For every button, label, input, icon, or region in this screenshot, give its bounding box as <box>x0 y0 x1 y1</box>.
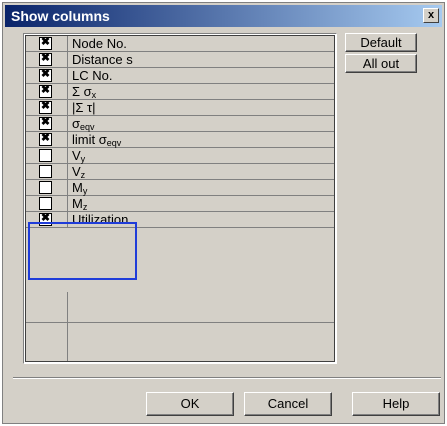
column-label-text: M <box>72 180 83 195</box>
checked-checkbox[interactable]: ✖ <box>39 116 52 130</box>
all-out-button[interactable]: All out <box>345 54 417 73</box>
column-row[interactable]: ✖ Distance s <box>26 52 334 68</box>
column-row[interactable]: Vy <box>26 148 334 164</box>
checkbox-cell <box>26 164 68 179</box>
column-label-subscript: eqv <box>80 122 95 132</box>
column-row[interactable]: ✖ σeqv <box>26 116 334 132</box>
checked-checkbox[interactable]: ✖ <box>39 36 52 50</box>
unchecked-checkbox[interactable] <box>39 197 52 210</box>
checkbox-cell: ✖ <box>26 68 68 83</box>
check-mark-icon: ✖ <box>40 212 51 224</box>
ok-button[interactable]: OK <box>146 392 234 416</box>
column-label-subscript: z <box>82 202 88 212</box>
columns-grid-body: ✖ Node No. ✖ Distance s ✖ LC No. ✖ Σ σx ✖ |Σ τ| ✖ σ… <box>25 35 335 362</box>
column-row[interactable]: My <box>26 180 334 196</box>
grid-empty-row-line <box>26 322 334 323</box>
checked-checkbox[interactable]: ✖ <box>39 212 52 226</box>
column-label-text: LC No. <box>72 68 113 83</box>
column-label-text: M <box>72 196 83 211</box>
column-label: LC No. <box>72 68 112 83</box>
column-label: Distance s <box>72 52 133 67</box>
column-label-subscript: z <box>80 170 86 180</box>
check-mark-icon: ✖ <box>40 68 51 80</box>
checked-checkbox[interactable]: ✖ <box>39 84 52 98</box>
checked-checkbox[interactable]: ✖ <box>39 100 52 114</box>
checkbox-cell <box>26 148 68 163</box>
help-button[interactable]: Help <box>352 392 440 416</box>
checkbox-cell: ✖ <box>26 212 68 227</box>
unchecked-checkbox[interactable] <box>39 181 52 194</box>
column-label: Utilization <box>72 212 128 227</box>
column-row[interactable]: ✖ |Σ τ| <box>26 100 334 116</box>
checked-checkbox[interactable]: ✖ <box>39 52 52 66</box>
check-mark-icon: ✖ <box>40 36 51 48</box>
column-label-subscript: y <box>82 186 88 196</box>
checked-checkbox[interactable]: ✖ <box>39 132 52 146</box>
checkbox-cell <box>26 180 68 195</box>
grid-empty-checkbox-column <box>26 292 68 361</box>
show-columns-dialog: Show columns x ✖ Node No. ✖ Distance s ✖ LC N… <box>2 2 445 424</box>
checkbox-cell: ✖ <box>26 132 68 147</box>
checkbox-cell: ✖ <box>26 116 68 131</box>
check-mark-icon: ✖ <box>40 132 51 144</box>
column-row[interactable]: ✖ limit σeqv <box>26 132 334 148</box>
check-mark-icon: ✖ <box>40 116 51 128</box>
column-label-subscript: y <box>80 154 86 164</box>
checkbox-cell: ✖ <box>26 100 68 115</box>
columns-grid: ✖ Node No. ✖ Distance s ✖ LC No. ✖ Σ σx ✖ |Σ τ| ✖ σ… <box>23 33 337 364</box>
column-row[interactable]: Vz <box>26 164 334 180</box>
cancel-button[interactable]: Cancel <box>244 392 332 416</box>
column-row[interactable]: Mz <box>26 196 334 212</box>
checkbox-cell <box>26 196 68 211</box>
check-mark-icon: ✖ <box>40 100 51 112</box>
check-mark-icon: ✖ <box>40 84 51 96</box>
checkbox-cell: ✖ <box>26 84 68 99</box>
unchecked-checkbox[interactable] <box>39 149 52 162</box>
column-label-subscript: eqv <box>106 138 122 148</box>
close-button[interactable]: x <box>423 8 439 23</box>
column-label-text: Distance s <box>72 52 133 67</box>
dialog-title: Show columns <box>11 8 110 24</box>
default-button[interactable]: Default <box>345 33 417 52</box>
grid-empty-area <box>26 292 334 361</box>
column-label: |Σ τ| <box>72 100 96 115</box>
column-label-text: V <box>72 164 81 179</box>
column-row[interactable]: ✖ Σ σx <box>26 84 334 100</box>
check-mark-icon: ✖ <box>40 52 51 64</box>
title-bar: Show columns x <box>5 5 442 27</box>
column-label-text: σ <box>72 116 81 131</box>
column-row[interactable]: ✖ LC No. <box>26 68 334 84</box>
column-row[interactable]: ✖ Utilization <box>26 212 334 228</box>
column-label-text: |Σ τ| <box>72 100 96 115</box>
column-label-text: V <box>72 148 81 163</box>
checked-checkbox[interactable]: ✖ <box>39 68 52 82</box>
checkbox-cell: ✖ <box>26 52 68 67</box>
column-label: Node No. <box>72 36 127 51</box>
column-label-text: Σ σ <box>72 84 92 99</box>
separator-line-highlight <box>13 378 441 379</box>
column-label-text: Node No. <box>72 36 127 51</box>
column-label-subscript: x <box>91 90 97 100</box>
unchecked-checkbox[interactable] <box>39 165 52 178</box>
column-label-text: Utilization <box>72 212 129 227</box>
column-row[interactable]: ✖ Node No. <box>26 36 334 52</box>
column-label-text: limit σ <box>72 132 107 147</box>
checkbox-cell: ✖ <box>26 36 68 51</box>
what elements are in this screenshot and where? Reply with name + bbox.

* * *

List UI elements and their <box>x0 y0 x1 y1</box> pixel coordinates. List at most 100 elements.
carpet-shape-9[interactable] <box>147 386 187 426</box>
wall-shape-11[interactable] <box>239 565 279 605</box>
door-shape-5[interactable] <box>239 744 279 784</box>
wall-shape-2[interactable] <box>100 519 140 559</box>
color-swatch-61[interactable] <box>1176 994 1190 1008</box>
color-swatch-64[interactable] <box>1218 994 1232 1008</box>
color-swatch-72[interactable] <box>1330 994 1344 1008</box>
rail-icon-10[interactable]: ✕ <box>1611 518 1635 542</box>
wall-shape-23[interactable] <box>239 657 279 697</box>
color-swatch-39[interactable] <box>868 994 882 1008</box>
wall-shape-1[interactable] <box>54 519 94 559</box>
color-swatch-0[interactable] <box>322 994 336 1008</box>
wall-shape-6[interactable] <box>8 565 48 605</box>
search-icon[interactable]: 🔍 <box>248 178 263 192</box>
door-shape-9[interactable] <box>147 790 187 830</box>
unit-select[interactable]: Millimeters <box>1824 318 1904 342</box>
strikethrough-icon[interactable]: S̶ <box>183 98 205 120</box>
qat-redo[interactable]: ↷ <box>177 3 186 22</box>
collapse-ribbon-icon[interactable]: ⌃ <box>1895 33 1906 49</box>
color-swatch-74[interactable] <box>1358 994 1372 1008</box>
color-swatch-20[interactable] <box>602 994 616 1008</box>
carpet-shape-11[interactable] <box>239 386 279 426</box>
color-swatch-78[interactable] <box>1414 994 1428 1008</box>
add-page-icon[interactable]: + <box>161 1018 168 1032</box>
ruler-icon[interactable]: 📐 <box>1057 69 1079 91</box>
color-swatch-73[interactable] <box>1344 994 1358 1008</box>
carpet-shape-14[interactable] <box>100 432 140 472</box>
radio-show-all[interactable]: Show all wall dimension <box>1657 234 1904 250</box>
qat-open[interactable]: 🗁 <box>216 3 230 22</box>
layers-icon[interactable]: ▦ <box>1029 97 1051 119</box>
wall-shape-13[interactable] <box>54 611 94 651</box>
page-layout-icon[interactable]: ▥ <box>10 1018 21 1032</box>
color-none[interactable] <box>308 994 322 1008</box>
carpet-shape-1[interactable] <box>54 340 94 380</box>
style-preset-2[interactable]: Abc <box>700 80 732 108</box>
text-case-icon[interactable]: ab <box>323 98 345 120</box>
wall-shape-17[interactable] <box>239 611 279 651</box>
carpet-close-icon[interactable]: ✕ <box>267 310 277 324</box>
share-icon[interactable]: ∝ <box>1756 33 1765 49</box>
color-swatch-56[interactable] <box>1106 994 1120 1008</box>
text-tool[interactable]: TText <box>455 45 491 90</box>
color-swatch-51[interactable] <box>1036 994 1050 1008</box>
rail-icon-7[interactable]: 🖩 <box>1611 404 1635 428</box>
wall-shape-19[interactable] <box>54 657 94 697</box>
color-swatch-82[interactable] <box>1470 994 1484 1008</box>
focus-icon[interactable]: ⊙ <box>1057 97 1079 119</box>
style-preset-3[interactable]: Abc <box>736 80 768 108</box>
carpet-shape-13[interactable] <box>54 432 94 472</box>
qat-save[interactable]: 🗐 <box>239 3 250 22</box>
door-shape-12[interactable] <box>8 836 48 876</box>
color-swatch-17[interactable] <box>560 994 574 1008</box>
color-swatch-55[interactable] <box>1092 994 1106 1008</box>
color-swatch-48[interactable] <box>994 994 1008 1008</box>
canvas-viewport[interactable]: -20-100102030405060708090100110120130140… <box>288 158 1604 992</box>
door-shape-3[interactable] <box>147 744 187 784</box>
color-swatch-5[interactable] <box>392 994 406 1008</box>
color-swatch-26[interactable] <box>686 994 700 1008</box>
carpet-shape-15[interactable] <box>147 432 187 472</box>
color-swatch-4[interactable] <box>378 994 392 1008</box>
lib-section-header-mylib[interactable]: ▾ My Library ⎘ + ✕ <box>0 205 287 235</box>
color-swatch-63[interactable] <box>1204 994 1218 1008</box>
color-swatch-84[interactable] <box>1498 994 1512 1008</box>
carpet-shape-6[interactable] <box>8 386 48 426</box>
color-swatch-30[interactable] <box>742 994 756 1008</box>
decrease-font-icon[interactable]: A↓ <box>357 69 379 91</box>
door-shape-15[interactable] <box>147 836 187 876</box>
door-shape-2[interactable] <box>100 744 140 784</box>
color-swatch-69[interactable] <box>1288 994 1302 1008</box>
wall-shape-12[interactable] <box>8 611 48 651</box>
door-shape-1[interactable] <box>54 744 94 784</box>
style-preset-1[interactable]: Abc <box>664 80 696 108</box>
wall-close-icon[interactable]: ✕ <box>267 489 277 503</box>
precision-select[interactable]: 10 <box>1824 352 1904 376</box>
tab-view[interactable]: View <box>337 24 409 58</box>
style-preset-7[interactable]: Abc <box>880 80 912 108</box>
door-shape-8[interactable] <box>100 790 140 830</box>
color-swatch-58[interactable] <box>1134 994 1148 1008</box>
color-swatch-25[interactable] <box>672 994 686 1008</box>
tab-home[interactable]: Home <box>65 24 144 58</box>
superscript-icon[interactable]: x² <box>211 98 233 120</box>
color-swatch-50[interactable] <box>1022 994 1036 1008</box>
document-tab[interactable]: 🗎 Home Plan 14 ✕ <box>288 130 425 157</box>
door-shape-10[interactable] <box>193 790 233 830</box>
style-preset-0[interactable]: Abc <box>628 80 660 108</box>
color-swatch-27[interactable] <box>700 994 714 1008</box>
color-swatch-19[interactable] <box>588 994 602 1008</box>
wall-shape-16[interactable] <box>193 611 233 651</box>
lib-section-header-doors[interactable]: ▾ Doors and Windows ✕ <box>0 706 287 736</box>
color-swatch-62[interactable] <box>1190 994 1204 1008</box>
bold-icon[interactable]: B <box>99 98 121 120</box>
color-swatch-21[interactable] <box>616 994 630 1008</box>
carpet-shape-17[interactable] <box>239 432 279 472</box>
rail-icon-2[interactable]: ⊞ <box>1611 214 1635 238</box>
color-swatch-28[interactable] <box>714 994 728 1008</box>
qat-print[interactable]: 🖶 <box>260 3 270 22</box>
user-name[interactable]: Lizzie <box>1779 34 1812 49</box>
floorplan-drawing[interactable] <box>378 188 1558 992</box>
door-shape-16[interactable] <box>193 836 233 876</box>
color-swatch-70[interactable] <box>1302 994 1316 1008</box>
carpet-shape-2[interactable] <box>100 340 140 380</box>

...

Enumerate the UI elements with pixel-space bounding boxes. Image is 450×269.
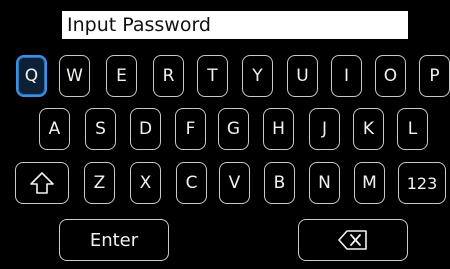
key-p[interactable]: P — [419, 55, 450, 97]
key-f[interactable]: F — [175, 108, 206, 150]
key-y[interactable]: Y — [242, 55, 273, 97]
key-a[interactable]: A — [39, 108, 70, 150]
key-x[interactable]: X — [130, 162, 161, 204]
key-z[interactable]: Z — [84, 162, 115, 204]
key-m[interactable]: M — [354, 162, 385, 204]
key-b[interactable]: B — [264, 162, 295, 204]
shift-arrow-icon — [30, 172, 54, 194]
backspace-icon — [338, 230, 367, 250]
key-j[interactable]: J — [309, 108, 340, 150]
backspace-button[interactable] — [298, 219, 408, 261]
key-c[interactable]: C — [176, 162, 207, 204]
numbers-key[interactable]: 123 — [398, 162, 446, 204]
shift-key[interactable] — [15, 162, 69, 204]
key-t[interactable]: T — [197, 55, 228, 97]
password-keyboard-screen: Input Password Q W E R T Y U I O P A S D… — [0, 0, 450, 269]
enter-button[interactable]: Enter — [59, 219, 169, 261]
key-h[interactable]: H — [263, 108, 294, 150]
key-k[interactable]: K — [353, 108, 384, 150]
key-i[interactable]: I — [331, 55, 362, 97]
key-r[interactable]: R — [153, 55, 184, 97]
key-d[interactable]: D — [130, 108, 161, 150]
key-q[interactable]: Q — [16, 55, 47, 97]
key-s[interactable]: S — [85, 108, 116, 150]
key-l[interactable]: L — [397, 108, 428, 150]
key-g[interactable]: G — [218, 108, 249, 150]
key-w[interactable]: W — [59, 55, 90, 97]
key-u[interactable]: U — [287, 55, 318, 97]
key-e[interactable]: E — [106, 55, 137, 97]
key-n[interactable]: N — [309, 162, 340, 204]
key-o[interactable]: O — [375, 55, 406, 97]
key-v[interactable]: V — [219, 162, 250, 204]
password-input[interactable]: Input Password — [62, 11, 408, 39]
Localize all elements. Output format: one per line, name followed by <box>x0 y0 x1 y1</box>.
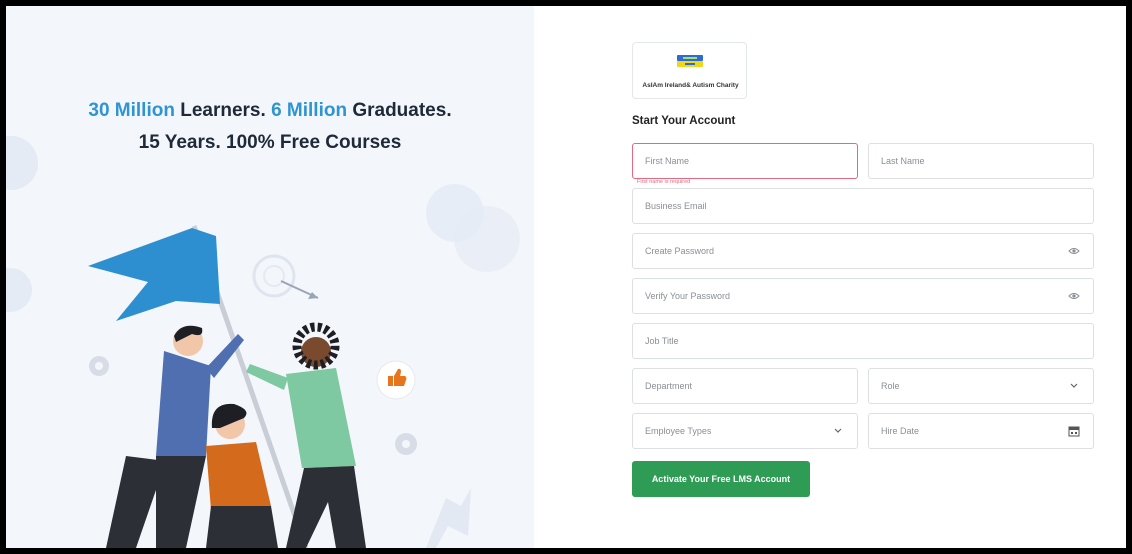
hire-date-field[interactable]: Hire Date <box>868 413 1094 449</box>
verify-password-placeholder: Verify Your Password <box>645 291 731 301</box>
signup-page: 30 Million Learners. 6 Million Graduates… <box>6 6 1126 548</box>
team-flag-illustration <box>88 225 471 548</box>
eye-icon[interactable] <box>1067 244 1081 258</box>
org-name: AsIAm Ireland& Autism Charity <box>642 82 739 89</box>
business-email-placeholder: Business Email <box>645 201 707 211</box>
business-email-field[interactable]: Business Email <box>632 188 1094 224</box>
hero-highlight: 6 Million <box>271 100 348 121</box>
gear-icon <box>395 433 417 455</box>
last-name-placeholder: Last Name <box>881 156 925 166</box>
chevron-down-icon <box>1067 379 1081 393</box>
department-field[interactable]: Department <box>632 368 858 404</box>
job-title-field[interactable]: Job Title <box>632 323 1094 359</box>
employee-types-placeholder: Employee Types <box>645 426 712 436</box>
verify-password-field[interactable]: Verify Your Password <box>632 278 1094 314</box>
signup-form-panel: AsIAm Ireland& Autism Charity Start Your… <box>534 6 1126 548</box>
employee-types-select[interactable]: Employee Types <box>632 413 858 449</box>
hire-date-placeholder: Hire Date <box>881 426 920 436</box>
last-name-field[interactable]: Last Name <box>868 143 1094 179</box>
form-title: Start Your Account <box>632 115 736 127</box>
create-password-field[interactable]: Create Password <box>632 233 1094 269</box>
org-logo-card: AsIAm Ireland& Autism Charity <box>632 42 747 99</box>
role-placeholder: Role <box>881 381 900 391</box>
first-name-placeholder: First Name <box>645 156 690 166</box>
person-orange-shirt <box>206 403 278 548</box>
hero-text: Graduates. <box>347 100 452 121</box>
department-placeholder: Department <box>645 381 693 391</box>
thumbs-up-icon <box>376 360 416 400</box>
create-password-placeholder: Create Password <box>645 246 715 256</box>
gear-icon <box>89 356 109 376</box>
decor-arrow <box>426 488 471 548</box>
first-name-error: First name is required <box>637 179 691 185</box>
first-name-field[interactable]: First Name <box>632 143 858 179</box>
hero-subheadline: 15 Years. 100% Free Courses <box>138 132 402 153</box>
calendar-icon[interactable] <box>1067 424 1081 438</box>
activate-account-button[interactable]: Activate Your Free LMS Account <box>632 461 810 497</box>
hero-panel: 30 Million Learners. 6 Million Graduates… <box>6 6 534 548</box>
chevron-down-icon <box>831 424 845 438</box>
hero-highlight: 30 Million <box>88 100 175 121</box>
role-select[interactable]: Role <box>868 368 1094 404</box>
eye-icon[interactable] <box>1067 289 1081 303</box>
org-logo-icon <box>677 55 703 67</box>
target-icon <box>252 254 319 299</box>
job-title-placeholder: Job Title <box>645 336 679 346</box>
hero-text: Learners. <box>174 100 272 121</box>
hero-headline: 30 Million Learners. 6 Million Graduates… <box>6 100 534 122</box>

**Written instruction**
Starting at the line that contains "hire-date-field[interactable]: Hire Date", copy each line exactly and stop after the line that contains "org-name: AsIAm Ireland&". Output nothing else.

**Output of the exercise**
hire-date-field[interactable]: Hire Date <box>868 413 1094 449</box>
verify-password-placeholder: Verify Your Password <box>645 291 731 301</box>
signup-page: 30 Million Learners. 6 Million Graduates… <box>6 6 1126 548</box>
team-flag-illustration <box>88 225 471 548</box>
eye-icon[interactable] <box>1067 244 1081 258</box>
org-name: AsIAm Ireland& Autism Charity <box>642 82 739 89</box>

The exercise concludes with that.